Dataset entries
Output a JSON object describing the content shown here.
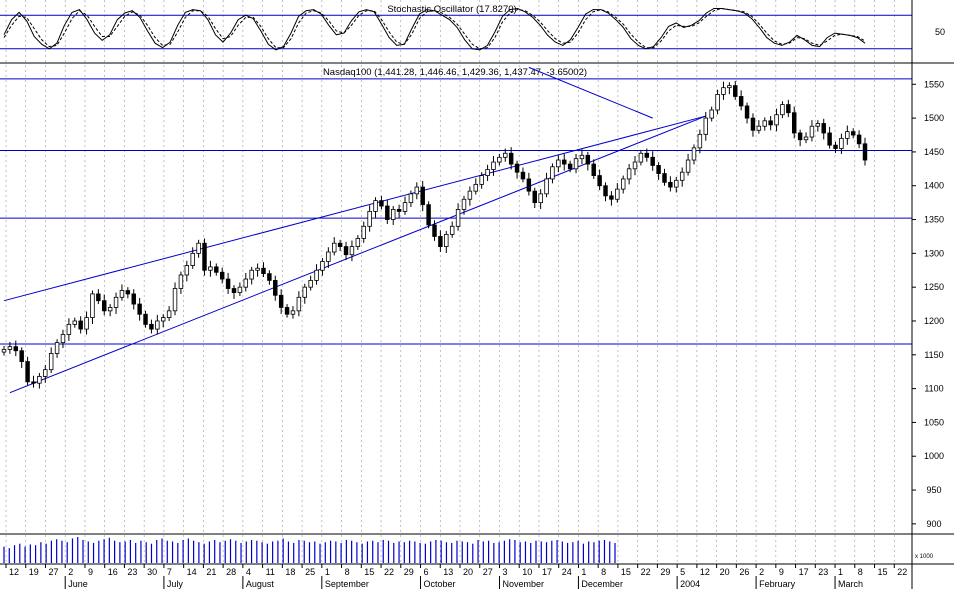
{
  "chart_data": [
    {
      "type": "line",
      "panel": "oscillator",
      "title": "Stochastic Oscillator (17.8270)",
      "y_tick_labels": [
        "50"
      ],
      "reference_levels": [
        80,
        20
      ],
      "ylim": [
        0,
        100
      ],
      "grid": "vertical dashed",
      "series": [
        {
          "style": "solid",
          "values": [
            45,
            72,
            85,
            70,
            42,
            28,
            20,
            30,
            62,
            85,
            90,
            72,
            48,
            35,
            45,
            72,
            84,
            88,
            76,
            52,
            30,
            22,
            32,
            62,
            85,
            90,
            88,
            72,
            45,
            32,
            48,
            72,
            80,
            74,
            52,
            28,
            18,
            24,
            48,
            78,
            88,
            90,
            82,
            62,
            45,
            48,
            70,
            86,
            90,
            86,
            64,
            40,
            26,
            28,
            56,
            82,
            90,
            88,
            80,
            72,
            58,
            36,
            20,
            18,
            26,
            50,
            78,
            90,
            92,
            86,
            76,
            62,
            44,
            32,
            26,
            36,
            58,
            82,
            90,
            90,
            84,
            72,
            58,
            38,
            26,
            20,
            24,
            40,
            60,
            66,
            58,
            62,
            70,
            84,
            92,
            92,
            90,
            88,
            84,
            74,
            58,
            40,
            30,
            26,
            32,
            44,
            36,
            26,
            24,
            40,
            48,
            46,
            44,
            40,
            30
          ]
        },
        {
          "style": "dashed",
          "values": [
            40,
            62,
            78,
            76,
            56,
            36,
            24,
            26,
            48,
            74,
            88,
            80,
            60,
            42,
            42,
            60,
            78,
            86,
            80,
            62,
            40,
            26,
            28,
            50,
            76,
            88,
            88,
            78,
            56,
            38,
            42,
            62,
            76,
            76,
            60,
            38,
            22,
            22,
            38,
            66,
            84,
            88,
            84,
            70,
            52,
            48,
            62,
            80,
            88,
            88,
            72,
            50,
            32,
            28,
            46,
            74,
            86,
            88,
            84,
            76,
            64,
            46,
            28,
            20,
            22,
            40,
            68,
            84,
            90,
            88,
            80,
            68,
            52,
            38,
            30,
            32,
            48,
            72,
            86,
            90,
            86,
            76,
            64,
            46,
            32,
            22,
            22,
            34,
            52,
            62,
            60,
            60,
            66,
            78,
            88,
            92,
            90,
            88,
            86,
            78,
            64,
            48,
            34,
            28,
            30,
            40,
            38,
            30,
            26,
            34,
            44,
            46,
            44,
            42,
            34
          ]
        }
      ]
    },
    {
      "type": "candlestick",
      "panel": "price",
      "title": "Nasdaq100 (1,441.28, 1,446.46, 1,429.36, 1,437.47, -3.65002)",
      "y_tick_labels": [
        "1550",
        "1500",
        "1450",
        "1400",
        "1350",
        "1300",
        "1250",
        "1200",
        "1150",
        "1100",
        "1050",
        "1000",
        "950",
        "900"
      ],
      "ylim": [
        885,
        1580
      ],
      "grid": "vertical dashed",
      "horizontal_levels": [
        1558,
        1452,
        1352,
        1166
      ],
      "trendlines": [
        {
          "from": [
            0,
            1230
          ],
          "to": [
            119,
            1503
          ]
        },
        {
          "from": [
            1,
            1094
          ],
          "to": [
            119,
            1503
          ]
        },
        {
          "from": [
            89,
            1575
          ],
          "to": [
            110,
            1500
          ]
        }
      ],
      "closes": [
        1158,
        1162,
        1156,
        1140,
        1110,
        1108,
        1118,
        1128,
        1152,
        1168,
        1180,
        1195,
        1200,
        1188,
        1205,
        1240,
        1230,
        1215,
        1220,
        1235,
        1245,
        1240,
        1225,
        1210,
        1195,
        1188,
        1200,
        1205,
        1215,
        1248,
        1268,
        1282,
        1300,
        1315,
        1275,
        1280,
        1272,
        1262,
        1248,
        1242,
        1250,
        1262,
        1275,
        1278,
        1270,
        1260,
        1238,
        1220,
        1210,
        1215,
        1235,
        1250,
        1260,
        1275,
        1288,
        1302,
        1315,
        1310,
        1298,
        1310,
        1322,
        1340,
        1362,
        1378,
        1370,
        1350,
        1365,
        1362,
        1375,
        1388,
        1398,
        1372,
        1342,
        1325,
        1310,
        1328,
        1340,
        1365,
        1380,
        1392,
        1402,
        1415,
        1424,
        1435,
        1442,
        1448,
        1432,
        1420,
        1410,
        1392,
        1375,
        1388,
        1410,
        1428,
        1438,
        1432,
        1425,
        1440,
        1445,
        1432,
        1415,
        1400,
        1385,
        1380,
        1395,
        1410,
        1425,
        1435,
        1448,
        1442,
        1430,
        1418,
        1405,
        1398,
        1408,
        1420,
        1438,
        1456,
        1476,
        1500,
        1512,
        1535,
        1545,
        1548,
        1532,
        1518,
        1500,
        1482,
        1488,
        1496,
        1490,
        1505,
        1520,
        1508,
        1478,
        1468,
        1472,
        1488,
        1492,
        1478,
        1460,
        1455,
        1470,
        1480,
        1475,
        1462,
        1438
      ],
      "volume": [
        22,
        20,
        24,
        26,
        22,
        25,
        24,
        28,
        26,
        30,
        32,
        30,
        28,
        33,
        35,
        31,
        29,
        27,
        30,
        32,
        34,
        30,
        28,
        29,
        31,
        27,
        30,
        28,
        26,
        31,
        33,
        30,
        29,
        27,
        31,
        33,
        30,
        28,
        26,
        29,
        31,
        28,
        30,
        32,
        30,
        27,
        29,
        31,
        30,
        28,
        26,
        29,
        30,
        33,
        29,
        27,
        31,
        30,
        28,
        29,
        26,
        28,
        30,
        29,
        27,
        31,
        30,
        28,
        26,
        29,
        30,
        28,
        31,
        30,
        27,
        29,
        28,
        30,
        29,
        27,
        26,
        29,
        31,
        30,
        28,
        27,
        30,
        29,
        28,
        26,
        31,
        29,
        30,
        27,
        28,
        30,
        32,
        31,
        28,
        29,
        27,
        30,
        29,
        28,
        30,
        31,
        29,
        27,
        28,
        30,
        26,
        29,
        28,
        30,
        31,
        29,
        27
      ]
    }
  ],
  "x_axis": {
    "day_ticks": [
      "12",
      "19",
      "27",
      "2",
      "9",
      "16",
      "23",
      "30",
      "7",
      "14",
      "21",
      "28",
      "4",
      "11",
      "18",
      "25",
      "1",
      "8",
      "15",
      "22",
      "29",
      "6",
      "13",
      "20",
      "27",
      "3",
      "10",
      "17",
      "24",
      "1",
      "8",
      "15",
      "22",
      "29",
      "5",
      "12",
      "20",
      "26",
      "2",
      "9",
      "17",
      "23",
      "1",
      "8",
      "15",
      "22"
    ],
    "month_labels": [
      "June",
      "July",
      "August",
      "September",
      "October",
      "November",
      "December",
      "2004",
      "February",
      "March"
    ]
  },
  "volume_axis_label": "x 1000",
  "colors": {
    "lines": "#0000cc",
    "candles": "#000000",
    "volume": "#0000cc",
    "grid": "#999999"
  }
}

* EXERCISE GOAL
Transcribe all of the records above character for character. Exclude the pictures.

* FINAL ANSWER
Output a JSON object describing the content shown here.
{
  "chart_data": [
    {
      "type": "line",
      "panel": "oscillator",
      "title": "Stochastic Oscillator (17.8270)",
      "y_tick_labels": [
        "50"
      ],
      "reference_levels": [
        80,
        20
      ],
      "ylim": [
        0,
        100
      ],
      "grid": "vertical dashed",
      "series": [
        {
          "style": "solid",
          "values": [
            45,
            72,
            85,
            70,
            42,
            28,
            20,
            30,
            62,
            85,
            90,
            72,
            48,
            35,
            45,
            72,
            84,
            88,
            76,
            52,
            30,
            22,
            32,
            62,
            85,
            90,
            88,
            72,
            45,
            32,
            48,
            72,
            80,
            74,
            52,
            28,
            18,
            24,
            48,
            78,
            88,
            90,
            82,
            62,
            45,
            48,
            70,
            86,
            90,
            86,
            64,
            40,
            26,
            28,
            56,
            82,
            90,
            88,
            80,
            72,
            58,
            36,
            20,
            18,
            26,
            50,
            78,
            90,
            92,
            86,
            76,
            62,
            44,
            32,
            26,
            36,
            58,
            82,
            90,
            90,
            84,
            72,
            58,
            38,
            26,
            20,
            24,
            40,
            60,
            66,
            58,
            62,
            70,
            84,
            92,
            92,
            90,
            88,
            84,
            74,
            58,
            40,
            30,
            26,
            32,
            44,
            36,
            26,
            24,
            40,
            48,
            46,
            44,
            40,
            30
          ]
        },
        {
          "style": "dashed",
          "values": [
            40,
            62,
            78,
            76,
            56,
            36,
            24,
            26,
            48,
            74,
            88,
            80,
            60,
            42,
            42,
            60,
            78,
            86,
            80,
            62,
            40,
            26,
            28,
            50,
            76,
            88,
            88,
            78,
            56,
            38,
            42,
            62,
            76,
            76,
            60,
            38,
            22,
            22,
            38,
            66,
            84,
            88,
            84,
            70,
            52,
            48,
            62,
            80,
            88,
            88,
            72,
            50,
            32,
            28,
            46,
            74,
            86,
            88,
            84,
            76,
            64,
            46,
            28,
            20,
            22,
            40,
            68,
            84,
            90,
            88,
            80,
            68,
            52,
            38,
            30,
            32,
            48,
            72,
            86,
            90,
            86,
            76,
            64,
            46,
            32,
            22,
            22,
            34,
            52,
            62,
            60,
            60,
            66,
            78,
            88,
            92,
            90,
            88,
            86,
            78,
            64,
            48,
            34,
            28,
            30,
            40,
            38,
            30,
            26,
            34,
            44,
            46,
            44,
            42,
            34
          ]
        }
      ]
    },
    {
      "type": "candlestick",
      "panel": "price",
      "title": "Nasdaq100 (1,441.28, 1,446.46, 1,429.36, 1,437.47, -3.65002)",
      "y_tick_labels": [
        "1550",
        "1500",
        "1450",
        "1400",
        "1350",
        "1300",
        "1250",
        "1200",
        "1150",
        "1100",
        "1050",
        "1000",
        "950",
        "900"
      ],
      "ylim": [
        885,
        1580
      ],
      "grid": "vertical dashed",
      "horizontal_levels": [
        1558,
        1452,
        1352,
        1166
      ],
      "trendlines": [
        {
          "from": [
            0,
            1230
          ],
          "to": [
            119,
            1503
          ]
        },
        {
          "from": [
            1,
            1094
          ],
          "to": [
            119,
            1503
          ]
        },
        {
          "from": [
            89,
            1575
          ],
          "to": [
            110,
            1500
          ]
        }
      ],
      "closes": [
        1158,
        1162,
        1156,
        1140,
        1110,
        1108,
        1118,
        1128,
        1152,
        1168,
        1180,
        1195,
        1200,
        1188,
        1205,
        1240,
        1230,
        1215,
        1220,
        1235,
        1245,
        1240,
        1225,
        1210,
        1195,
        1188,
        1200,
        1205,
        1215,
        1248,
        1268,
        1282,
        1300,
        1315,
        1275,
        1280,
        1272,
        1262,
        1248,
        1242,
        1250,
        1262,
        1275,
        1278,
        1270,
        1260,
        1238,
        1220,
        1210,
        1215,
        1235,
        1250,
        1260,
        1275,
        1288,
        1302,
        1315,
        1310,
        1298,
        1310,
        1322,
        1340,
        1362,
        1378,
        1370,
        1350,
        1365,
        1362,
        1375,
        1388,
        1398,
        1372,
        1342,
        1325,
        1310,
        1328,
        1340,
        1365,
        1380,
        1392,
        1402,
        1415,
        1424,
        1435,
        1442,
        1448,
        1432,
        1420,
        1410,
        1392,
        1375,
        1388,
        1410,
        1428,
        1438,
        1432,
        1425,
        1440,
        1445,
        1432,
        1415,
        1400,
        1385,
        1380,
        1395,
        1410,
        1425,
        1435,
        1448,
        1442,
        1430,
        1418,
        1405,
        1398,
        1408,
        1420,
        1438,
        1456,
        1476,
        1500,
        1512,
        1535,
        1545,
        1548,
        1532,
        1518,
        1500,
        1482,
        1488,
        1496,
        1490,
        1505,
        1520,
        1508,
        1478,
        1468,
        1472,
        1488,
        1492,
        1478,
        1460,
        1455,
        1470,
        1480,
        1475,
        1462,
        1438
      ],
      "volume": [
        22,
        20,
        24,
        26,
        22,
        25,
        24,
        28,
        26,
        30,
        32,
        30,
        28,
        33,
        35,
        31,
        29,
        27,
        30,
        32,
        34,
        30,
        28,
        29,
        31,
        27,
        30,
        28,
        26,
        31,
        33,
        30,
        29,
        27,
        31,
        33,
        30,
        28,
        26,
        29,
        31,
        28,
        30,
        32,
        30,
        27,
        29,
        31,
        30,
        28,
        26,
        29,
        30,
        33,
        29,
        27,
        31,
        30,
        28,
        29,
        26,
        28,
        30,
        29,
        27,
        31,
        30,
        28,
        26,
        29,
        30,
        28,
        31,
        30,
        27,
        29,
        28,
        30,
        29,
        27,
        26,
        29,
        31,
        30,
        28,
        27,
        30,
        29,
        28,
        26,
        31,
        29,
        30,
        27,
        28,
        30,
        32,
        31,
        28,
        29,
        27,
        30,
        29,
        28,
        30,
        31,
        29,
        27,
        28,
        30,
        26,
        29,
        28,
        30,
        31,
        29,
        27
      ]
    }
  ],
  "x_axis": {
    "day_ticks": [
      "12",
      "19",
      "27",
      "2",
      "9",
      "16",
      "23",
      "30",
      "7",
      "14",
      "21",
      "28",
      "4",
      "11",
      "18",
      "25",
      "1",
      "8",
      "15",
      "22",
      "29",
      "6",
      "13",
      "20",
      "27",
      "3",
      "10",
      "17",
      "24",
      "1",
      "8",
      "15",
      "22",
      "29",
      "5",
      "12",
      "20",
      "26",
      "2",
      "9",
      "17",
      "23",
      "1",
      "8",
      "15",
      "22"
    ],
    "month_labels": [
      "June",
      "July",
      "August",
      "September",
      "October",
      "November",
      "December",
      "2004",
      "February",
      "March"
    ]
  },
  "volume_axis_label": "x 1000",
  "colors": {
    "lines": "#0000cc",
    "candles": "#000000",
    "volume": "#0000cc",
    "grid": "#999999"
  }
}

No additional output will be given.